→ **Given exercise**: Reproduce the records below, starting at the line containing "x-tick-label: Feb bbox=[197, 437, 230, 458]" and ending at the line containing "y-axis-title: Rolling 12", both lines included.

-- START --

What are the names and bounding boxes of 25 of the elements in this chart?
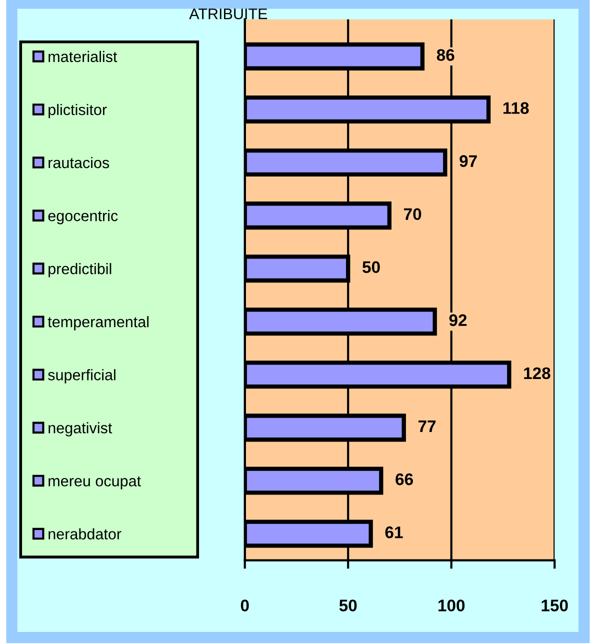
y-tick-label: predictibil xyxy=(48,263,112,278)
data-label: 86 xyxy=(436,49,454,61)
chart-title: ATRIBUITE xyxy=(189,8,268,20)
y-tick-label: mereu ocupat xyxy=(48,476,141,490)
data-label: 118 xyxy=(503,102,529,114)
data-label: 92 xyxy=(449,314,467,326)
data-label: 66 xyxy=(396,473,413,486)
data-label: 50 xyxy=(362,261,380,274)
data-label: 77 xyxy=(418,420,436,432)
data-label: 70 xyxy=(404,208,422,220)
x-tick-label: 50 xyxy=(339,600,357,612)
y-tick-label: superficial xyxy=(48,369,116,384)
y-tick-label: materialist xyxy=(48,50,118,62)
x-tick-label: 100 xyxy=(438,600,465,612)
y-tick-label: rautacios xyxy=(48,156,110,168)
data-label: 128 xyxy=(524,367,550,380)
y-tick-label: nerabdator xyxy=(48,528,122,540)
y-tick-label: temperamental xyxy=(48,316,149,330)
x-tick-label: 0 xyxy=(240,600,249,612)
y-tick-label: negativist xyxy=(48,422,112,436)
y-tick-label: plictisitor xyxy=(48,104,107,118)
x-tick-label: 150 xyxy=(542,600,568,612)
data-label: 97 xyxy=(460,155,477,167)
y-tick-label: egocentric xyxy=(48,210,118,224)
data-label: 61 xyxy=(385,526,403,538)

-- END --
-- START --

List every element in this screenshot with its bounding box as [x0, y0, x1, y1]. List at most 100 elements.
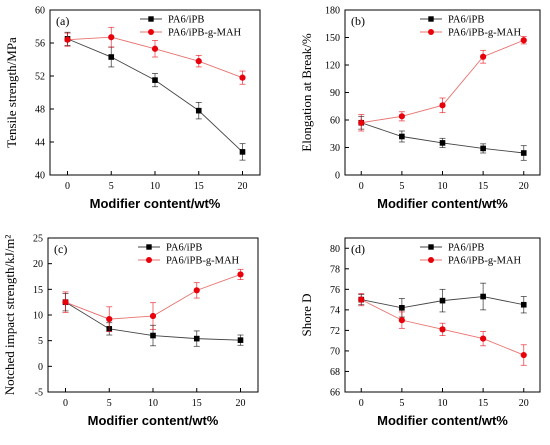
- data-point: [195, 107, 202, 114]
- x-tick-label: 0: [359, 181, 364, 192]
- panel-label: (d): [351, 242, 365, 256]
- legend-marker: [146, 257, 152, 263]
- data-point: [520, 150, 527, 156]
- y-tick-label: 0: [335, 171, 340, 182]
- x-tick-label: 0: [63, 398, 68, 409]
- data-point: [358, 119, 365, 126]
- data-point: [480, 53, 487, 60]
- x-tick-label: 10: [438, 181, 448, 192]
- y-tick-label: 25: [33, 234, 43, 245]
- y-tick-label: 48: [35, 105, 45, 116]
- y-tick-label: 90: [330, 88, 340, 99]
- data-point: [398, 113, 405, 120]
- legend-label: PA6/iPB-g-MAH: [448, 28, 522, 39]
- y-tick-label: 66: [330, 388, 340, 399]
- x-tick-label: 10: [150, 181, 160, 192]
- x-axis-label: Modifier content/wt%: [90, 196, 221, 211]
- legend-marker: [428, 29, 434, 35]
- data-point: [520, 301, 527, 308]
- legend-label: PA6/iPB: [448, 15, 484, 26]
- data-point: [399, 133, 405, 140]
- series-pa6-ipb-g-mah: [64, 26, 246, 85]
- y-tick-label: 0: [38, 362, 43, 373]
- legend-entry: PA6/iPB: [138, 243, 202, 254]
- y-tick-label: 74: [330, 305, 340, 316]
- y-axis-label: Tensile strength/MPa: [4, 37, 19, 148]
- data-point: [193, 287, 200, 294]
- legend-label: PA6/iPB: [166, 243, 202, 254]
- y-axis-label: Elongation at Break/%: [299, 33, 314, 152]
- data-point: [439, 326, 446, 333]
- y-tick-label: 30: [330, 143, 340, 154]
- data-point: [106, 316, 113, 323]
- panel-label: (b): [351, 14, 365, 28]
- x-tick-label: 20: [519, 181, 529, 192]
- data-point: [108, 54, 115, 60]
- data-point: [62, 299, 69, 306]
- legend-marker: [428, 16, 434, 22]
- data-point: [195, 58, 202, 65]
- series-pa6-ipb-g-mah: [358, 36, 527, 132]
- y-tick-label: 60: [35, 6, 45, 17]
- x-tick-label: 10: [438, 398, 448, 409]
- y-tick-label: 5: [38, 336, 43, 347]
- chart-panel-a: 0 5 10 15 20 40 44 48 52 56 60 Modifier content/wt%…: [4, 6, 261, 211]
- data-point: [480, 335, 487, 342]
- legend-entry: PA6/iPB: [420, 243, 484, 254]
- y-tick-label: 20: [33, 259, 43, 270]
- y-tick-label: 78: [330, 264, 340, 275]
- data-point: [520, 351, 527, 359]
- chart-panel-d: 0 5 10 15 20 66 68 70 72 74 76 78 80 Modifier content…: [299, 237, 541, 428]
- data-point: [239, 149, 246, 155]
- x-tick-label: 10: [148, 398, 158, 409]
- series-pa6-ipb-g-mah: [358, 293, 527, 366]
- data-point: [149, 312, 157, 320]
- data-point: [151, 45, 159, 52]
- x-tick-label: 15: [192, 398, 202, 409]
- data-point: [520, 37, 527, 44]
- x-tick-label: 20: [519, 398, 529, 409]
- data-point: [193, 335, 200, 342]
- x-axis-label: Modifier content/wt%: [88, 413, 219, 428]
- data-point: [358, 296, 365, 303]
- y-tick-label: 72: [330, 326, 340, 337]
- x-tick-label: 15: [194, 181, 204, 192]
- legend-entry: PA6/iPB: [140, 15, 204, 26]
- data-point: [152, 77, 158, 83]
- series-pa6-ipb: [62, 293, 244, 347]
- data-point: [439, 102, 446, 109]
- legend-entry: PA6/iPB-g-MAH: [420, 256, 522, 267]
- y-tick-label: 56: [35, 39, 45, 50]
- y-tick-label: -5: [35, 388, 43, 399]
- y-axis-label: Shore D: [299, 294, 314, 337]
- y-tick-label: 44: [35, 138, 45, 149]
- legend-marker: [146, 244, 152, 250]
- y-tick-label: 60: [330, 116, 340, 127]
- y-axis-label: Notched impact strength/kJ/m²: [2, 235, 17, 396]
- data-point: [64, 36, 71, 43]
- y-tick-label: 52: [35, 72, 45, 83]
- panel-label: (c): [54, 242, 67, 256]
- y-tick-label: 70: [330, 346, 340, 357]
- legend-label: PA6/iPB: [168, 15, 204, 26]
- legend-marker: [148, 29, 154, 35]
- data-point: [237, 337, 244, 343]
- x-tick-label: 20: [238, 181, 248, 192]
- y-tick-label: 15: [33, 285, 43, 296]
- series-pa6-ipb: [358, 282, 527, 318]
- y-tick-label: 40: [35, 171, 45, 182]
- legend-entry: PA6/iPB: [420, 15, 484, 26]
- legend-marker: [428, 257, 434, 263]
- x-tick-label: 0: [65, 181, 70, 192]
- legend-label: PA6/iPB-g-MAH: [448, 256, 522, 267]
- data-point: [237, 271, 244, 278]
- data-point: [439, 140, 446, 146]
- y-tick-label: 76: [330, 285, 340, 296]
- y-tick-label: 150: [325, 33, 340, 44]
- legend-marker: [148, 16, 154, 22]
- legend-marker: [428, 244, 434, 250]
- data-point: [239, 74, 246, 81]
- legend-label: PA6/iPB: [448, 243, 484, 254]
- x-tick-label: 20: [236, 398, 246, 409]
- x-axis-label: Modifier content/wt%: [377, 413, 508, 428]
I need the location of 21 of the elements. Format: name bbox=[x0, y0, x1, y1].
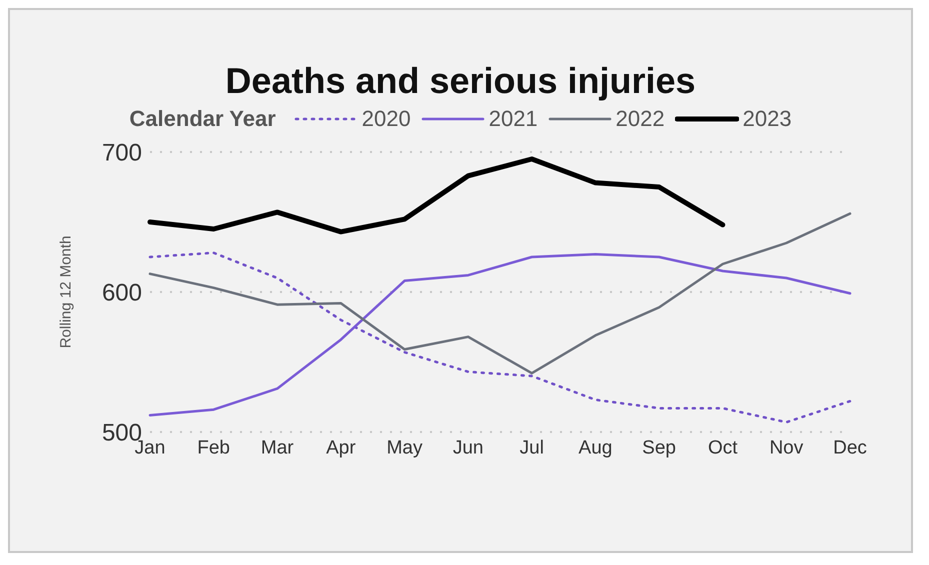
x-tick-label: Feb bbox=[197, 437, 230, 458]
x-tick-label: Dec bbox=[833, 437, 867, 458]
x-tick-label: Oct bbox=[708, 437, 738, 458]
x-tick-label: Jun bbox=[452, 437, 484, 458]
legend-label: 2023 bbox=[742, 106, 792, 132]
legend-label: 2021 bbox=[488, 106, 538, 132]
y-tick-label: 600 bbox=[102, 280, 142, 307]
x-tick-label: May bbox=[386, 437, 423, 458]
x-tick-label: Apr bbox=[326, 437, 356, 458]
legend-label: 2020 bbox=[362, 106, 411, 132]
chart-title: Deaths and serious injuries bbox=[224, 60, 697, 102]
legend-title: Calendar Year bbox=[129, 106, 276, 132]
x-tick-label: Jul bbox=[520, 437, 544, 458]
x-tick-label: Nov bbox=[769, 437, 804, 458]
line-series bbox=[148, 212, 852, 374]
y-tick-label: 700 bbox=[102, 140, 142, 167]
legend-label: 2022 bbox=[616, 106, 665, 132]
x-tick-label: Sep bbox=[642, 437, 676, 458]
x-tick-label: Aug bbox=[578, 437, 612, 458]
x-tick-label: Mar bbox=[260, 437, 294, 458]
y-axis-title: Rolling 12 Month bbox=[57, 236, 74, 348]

-- END --
-- START --

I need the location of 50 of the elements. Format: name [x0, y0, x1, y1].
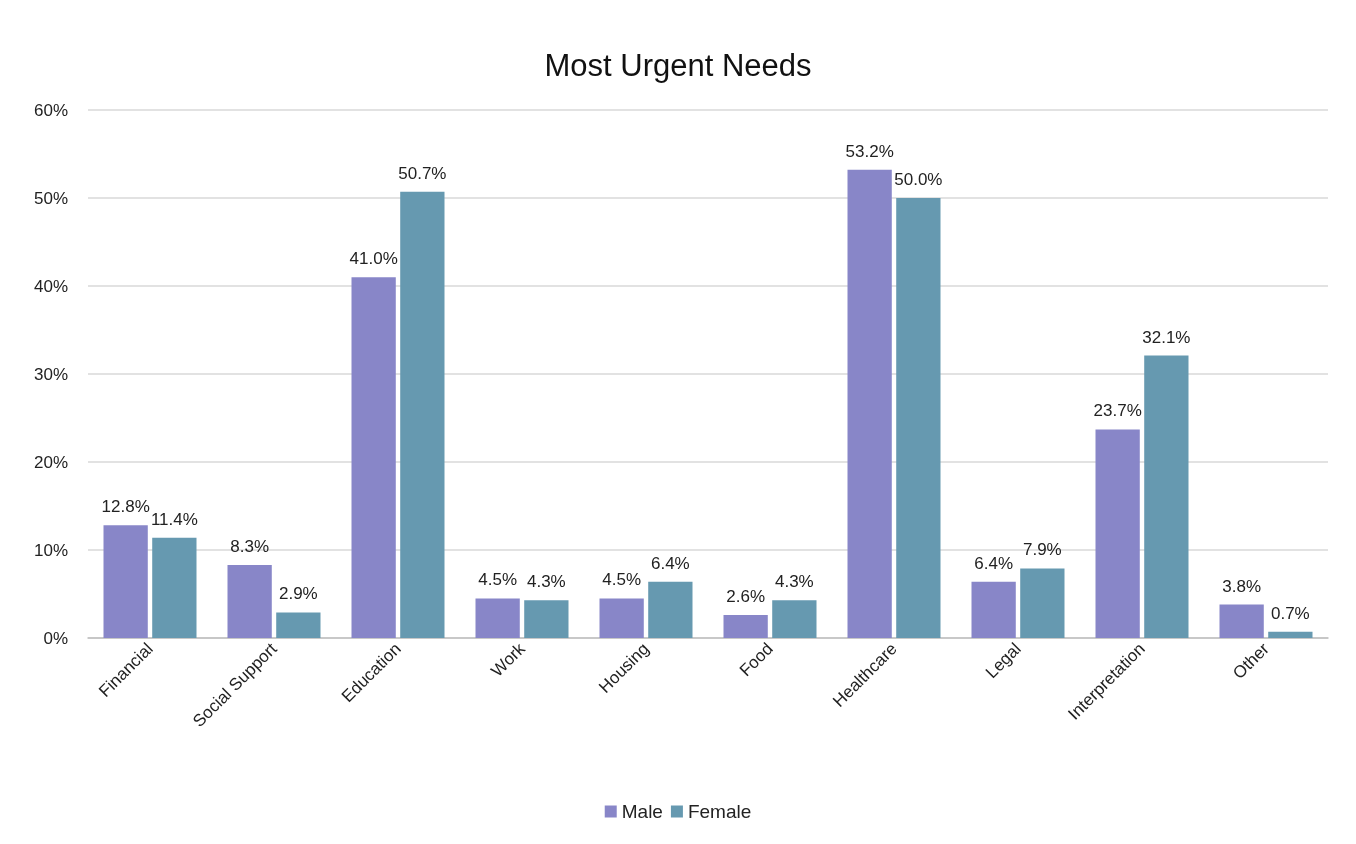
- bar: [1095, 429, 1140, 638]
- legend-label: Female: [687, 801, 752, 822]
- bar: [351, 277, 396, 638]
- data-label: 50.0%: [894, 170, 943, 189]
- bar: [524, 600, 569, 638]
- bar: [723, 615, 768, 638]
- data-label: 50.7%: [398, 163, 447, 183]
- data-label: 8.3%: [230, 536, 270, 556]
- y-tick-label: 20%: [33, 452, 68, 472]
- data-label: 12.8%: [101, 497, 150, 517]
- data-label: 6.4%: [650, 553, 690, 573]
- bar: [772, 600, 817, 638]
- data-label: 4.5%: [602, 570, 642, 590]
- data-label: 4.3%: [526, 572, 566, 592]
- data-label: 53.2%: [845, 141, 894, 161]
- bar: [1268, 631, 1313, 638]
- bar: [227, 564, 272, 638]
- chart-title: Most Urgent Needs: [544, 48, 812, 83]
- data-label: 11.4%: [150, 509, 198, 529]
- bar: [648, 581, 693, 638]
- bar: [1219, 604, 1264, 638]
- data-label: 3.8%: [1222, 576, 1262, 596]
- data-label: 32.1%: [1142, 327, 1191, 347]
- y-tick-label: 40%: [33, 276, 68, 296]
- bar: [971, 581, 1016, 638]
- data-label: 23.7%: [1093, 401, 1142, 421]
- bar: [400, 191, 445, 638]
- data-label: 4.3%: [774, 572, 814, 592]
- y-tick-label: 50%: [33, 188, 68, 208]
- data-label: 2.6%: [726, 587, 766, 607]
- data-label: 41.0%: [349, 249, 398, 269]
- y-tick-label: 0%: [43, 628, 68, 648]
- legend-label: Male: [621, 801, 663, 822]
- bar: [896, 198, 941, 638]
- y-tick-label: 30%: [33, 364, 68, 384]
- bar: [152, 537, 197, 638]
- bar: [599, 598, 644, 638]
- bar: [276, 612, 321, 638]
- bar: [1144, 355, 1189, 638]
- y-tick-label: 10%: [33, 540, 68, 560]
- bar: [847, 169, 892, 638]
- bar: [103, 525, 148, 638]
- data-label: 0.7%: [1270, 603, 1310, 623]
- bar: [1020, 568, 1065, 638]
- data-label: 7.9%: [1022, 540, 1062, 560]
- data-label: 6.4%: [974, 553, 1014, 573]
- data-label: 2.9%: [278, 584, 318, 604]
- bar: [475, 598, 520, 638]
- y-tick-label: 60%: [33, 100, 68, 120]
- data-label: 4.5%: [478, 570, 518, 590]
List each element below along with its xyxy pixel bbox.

-- END --

→ **Result of this exercise**:
x-tick-label: Feb bbox=[197, 437, 230, 458]
x-tick-label: Dec bbox=[833, 437, 867, 458]
x-tick-label: Oct bbox=[708, 437, 738, 458]
x-tick-label: Jun bbox=[452, 437, 484, 458]
legend-label: 2023 bbox=[742, 106, 792, 132]
legend-label: 2021 bbox=[488, 106, 538, 132]
y-tick-label: 600 bbox=[102, 280, 142, 307]
x-tick-label: May bbox=[386, 437, 423, 458]
x-tick-label: Apr bbox=[326, 437, 356, 458]
legend-label: 2020 bbox=[362, 106, 411, 132]
chart-title: Deaths and serious injuries bbox=[224, 60, 697, 102]
legend-title: Calendar Year bbox=[129, 106, 276, 132]
x-tick-label: Jul bbox=[520, 437, 544, 458]
x-tick-label: Nov bbox=[769, 437, 804, 458]
line-series bbox=[148, 212, 852, 374]
y-tick-label: 700 bbox=[102, 140, 142, 167]
legend-label: 2022 bbox=[616, 106, 665, 132]
x-tick-label: Sep bbox=[642, 437, 676, 458]
x-tick-label: Aug bbox=[578, 437, 612, 458]
x-tick-label: Mar bbox=[260, 437, 294, 458]
y-axis-title: Rolling 12 Month bbox=[57, 236, 74, 348]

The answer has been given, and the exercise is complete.